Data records
====================

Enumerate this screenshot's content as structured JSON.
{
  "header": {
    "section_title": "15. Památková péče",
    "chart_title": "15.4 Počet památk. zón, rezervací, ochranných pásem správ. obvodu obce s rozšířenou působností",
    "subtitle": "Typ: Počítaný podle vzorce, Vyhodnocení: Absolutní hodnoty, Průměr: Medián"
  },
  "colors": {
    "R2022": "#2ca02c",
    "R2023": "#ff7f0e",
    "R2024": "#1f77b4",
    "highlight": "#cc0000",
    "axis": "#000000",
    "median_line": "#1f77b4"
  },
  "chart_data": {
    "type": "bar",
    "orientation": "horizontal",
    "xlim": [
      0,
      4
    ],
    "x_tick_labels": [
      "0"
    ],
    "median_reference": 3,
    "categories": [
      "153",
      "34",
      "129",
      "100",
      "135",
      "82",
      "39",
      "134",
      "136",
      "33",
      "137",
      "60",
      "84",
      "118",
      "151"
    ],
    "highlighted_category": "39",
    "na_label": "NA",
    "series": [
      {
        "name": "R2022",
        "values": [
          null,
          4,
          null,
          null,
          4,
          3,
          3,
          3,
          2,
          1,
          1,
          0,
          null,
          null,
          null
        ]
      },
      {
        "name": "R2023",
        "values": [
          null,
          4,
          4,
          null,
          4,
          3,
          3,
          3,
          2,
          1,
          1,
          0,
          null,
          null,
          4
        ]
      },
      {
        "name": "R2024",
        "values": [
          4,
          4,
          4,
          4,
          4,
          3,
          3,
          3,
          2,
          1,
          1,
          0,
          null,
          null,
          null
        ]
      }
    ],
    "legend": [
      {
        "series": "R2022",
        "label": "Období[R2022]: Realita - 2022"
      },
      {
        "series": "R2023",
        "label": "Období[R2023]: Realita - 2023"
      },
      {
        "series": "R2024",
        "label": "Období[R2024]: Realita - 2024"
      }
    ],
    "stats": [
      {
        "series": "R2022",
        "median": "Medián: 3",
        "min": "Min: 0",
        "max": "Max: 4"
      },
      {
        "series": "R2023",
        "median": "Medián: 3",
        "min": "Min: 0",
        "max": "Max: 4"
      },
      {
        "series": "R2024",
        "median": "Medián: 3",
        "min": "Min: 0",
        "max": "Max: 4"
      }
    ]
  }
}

====================

Stated problem
Determine the number of lines in the listing that contain the string "Období". Write that number and nothing else.

Answer for the task
3